● Task to carry out: Locate all lines with the word "JSON" and copy them out.

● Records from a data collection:
· · · · · · ·

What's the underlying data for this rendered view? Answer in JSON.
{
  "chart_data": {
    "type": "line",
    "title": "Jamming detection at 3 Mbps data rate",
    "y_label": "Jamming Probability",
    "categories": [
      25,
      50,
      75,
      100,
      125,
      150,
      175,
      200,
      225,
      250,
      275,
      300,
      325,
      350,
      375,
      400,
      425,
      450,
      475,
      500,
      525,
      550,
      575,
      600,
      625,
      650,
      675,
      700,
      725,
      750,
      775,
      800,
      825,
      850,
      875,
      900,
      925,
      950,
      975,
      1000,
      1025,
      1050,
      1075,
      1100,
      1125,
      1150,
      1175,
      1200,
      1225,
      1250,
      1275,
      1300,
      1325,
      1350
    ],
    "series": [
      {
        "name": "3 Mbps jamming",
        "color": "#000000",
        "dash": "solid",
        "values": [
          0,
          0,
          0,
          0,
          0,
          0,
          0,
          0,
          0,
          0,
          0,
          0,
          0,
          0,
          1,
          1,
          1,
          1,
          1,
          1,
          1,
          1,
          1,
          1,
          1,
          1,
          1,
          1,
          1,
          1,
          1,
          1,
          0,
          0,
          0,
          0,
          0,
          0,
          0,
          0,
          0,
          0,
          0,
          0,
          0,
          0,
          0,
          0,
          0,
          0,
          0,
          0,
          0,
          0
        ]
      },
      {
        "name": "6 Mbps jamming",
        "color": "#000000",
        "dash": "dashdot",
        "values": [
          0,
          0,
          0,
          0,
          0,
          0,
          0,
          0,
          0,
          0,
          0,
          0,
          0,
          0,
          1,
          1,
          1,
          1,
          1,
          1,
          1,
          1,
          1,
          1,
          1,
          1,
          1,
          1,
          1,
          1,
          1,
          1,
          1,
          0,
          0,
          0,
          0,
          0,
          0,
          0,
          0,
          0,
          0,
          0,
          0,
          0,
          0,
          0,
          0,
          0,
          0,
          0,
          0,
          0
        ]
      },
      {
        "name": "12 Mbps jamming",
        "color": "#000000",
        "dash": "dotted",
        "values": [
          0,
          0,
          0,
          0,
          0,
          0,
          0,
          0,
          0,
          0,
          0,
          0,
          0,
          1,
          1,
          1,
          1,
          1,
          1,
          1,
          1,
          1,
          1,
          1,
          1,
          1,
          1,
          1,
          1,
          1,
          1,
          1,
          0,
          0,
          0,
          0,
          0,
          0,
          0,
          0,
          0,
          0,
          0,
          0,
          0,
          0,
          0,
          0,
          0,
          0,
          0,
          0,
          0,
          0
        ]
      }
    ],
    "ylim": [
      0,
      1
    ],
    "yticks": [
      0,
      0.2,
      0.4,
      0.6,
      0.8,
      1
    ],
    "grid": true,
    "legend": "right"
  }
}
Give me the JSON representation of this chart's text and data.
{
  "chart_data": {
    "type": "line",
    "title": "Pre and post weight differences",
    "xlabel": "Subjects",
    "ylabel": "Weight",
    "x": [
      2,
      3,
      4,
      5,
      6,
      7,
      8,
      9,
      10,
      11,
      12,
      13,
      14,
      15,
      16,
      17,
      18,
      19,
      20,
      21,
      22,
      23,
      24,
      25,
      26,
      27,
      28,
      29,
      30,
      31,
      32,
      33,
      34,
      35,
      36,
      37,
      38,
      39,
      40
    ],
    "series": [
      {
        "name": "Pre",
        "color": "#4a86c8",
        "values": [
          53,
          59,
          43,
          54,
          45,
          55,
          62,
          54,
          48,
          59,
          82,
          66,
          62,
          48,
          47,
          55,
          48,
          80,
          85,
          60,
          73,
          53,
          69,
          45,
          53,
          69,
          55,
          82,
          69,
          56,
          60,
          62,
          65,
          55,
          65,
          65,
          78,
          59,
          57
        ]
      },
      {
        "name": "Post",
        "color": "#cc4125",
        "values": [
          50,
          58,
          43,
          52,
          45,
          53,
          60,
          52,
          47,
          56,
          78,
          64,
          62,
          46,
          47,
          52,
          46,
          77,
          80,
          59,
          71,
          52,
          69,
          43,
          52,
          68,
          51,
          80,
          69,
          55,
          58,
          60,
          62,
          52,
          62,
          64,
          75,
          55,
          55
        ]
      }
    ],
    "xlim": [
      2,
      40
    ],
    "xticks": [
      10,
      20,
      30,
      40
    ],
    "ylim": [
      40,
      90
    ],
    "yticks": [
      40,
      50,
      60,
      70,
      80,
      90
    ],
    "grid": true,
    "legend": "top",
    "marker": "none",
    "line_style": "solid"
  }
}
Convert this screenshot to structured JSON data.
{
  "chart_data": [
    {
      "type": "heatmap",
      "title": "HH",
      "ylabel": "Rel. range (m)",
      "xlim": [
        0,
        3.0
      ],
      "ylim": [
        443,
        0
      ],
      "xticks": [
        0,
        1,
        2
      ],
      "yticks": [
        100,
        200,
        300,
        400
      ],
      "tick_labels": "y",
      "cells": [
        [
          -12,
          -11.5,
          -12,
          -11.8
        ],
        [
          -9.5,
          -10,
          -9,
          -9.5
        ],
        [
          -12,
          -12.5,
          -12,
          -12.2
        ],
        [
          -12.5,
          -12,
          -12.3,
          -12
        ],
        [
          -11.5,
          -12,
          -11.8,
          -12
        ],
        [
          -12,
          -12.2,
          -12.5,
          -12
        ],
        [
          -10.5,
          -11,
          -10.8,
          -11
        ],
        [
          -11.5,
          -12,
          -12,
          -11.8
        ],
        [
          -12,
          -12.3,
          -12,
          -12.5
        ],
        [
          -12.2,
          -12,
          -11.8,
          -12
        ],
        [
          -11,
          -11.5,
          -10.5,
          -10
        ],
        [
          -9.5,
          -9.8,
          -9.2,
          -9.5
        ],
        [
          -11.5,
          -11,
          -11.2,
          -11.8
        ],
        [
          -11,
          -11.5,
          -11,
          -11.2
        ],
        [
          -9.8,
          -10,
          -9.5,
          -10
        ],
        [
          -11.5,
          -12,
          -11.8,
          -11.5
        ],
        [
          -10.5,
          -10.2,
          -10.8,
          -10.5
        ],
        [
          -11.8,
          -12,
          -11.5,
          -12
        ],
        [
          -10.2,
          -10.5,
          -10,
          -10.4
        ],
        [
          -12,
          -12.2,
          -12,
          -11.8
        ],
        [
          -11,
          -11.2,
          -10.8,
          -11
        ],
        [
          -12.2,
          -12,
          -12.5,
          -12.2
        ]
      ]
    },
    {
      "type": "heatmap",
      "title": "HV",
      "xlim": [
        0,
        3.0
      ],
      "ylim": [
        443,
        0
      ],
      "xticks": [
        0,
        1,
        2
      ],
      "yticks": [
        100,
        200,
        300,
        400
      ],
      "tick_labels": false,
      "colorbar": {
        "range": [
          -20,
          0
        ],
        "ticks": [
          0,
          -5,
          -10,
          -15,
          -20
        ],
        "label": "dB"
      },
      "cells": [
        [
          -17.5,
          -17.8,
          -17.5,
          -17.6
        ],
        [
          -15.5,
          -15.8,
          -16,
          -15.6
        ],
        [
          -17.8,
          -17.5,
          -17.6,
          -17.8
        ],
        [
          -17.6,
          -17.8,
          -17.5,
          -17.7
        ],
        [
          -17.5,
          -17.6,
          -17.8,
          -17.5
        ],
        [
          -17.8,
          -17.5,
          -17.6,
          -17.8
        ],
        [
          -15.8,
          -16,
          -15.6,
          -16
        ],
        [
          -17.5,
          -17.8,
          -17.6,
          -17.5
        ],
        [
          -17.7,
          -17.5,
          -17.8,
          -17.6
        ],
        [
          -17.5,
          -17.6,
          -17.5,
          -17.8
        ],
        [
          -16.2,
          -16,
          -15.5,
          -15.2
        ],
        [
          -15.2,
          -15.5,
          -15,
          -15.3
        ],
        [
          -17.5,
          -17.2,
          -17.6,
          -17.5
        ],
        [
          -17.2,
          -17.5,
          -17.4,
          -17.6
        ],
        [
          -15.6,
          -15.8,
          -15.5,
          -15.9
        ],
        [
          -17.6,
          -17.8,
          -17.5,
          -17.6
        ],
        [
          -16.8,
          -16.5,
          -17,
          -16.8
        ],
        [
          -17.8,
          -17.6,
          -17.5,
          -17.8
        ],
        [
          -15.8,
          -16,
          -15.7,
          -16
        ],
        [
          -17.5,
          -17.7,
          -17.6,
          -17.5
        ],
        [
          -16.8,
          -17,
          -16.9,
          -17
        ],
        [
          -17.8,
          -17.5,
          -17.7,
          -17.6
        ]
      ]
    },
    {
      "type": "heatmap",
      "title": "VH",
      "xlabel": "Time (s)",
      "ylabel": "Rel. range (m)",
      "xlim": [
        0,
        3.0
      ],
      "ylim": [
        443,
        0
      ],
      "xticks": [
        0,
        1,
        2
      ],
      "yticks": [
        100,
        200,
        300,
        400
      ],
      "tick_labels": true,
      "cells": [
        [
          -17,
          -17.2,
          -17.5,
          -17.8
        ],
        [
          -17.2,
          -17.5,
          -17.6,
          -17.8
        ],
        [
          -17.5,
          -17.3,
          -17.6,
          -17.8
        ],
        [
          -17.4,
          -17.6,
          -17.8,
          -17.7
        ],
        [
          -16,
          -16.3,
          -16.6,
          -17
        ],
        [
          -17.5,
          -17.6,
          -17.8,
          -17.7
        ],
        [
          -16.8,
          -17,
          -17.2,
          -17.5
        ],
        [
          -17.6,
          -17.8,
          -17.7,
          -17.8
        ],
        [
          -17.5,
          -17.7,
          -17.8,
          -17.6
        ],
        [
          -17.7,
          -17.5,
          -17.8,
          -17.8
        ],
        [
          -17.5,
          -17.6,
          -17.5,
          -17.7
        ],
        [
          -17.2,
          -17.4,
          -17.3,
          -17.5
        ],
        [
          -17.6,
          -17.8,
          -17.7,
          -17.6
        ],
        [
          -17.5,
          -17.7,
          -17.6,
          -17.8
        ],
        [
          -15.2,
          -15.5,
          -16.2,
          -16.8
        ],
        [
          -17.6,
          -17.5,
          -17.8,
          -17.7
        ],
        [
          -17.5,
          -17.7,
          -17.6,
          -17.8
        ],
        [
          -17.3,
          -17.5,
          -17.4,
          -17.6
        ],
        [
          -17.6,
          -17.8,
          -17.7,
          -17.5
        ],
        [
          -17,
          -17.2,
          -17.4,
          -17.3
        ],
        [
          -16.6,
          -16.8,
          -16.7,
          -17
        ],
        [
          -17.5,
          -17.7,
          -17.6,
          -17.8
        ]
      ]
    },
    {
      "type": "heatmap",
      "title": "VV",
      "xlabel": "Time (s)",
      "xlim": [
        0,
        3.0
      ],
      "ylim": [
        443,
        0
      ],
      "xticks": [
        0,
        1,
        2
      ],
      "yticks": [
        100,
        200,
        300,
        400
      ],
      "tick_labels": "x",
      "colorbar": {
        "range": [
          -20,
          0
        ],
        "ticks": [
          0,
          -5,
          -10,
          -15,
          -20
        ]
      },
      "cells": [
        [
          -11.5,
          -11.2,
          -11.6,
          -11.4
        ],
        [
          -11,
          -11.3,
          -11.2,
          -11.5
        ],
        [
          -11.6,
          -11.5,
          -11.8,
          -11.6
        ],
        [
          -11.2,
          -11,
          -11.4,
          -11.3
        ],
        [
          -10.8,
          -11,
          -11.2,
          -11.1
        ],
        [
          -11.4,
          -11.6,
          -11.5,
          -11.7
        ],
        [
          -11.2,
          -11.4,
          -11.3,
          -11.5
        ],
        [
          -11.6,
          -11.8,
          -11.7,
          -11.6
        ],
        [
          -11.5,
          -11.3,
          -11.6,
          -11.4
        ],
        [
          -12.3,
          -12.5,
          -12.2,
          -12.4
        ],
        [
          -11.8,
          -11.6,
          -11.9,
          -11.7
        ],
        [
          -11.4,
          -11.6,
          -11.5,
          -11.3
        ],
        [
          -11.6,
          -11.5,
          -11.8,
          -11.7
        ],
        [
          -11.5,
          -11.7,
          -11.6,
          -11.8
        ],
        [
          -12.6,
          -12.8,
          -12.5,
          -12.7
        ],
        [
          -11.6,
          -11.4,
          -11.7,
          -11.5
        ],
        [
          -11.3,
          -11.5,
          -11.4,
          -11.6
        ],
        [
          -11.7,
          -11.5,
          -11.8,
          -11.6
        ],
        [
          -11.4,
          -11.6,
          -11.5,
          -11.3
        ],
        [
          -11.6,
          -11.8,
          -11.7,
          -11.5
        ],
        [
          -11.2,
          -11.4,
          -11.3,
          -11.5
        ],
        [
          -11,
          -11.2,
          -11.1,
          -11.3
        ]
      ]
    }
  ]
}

· · · · · · ·

● Response:
What's the underlying data for this rendered view? Answer in JSON.
Give me the JSON representation of this chart's text and data.
Convert this screenshot to structured JSON data.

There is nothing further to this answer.